[STATED PROBLEM] Among the entries, which lines carry the string "JSON"? Copy each of them.
——————————
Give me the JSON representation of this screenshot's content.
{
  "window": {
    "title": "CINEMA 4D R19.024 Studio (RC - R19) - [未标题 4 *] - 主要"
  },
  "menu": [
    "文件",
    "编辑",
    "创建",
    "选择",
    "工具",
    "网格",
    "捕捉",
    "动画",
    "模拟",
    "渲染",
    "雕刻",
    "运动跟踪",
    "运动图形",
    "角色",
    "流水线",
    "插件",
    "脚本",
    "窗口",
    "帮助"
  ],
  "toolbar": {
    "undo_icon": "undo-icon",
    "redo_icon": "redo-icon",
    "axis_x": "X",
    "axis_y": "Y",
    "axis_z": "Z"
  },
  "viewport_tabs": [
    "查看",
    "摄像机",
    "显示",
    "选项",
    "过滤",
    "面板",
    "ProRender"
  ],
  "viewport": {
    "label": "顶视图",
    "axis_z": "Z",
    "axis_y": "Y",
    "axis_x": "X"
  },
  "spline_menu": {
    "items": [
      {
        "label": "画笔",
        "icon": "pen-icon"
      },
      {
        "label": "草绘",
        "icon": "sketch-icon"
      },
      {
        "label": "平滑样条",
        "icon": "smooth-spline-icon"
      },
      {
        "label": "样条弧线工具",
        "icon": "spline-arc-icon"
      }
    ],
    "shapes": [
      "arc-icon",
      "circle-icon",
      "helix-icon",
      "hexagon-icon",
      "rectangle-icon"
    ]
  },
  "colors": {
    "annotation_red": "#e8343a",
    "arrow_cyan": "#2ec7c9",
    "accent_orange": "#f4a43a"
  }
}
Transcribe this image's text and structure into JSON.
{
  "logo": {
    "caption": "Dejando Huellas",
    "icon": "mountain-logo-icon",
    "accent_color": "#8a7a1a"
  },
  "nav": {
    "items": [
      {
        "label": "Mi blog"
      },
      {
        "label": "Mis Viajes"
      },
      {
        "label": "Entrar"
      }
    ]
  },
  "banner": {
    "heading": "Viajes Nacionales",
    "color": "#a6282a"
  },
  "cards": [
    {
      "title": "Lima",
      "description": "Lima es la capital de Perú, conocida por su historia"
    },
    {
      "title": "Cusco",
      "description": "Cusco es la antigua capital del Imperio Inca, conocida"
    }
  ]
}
——————————
[TASK SOLUTION]
Give me the JSON representation of this screenshot's content.
Transcribe this image's text and structure into JSON.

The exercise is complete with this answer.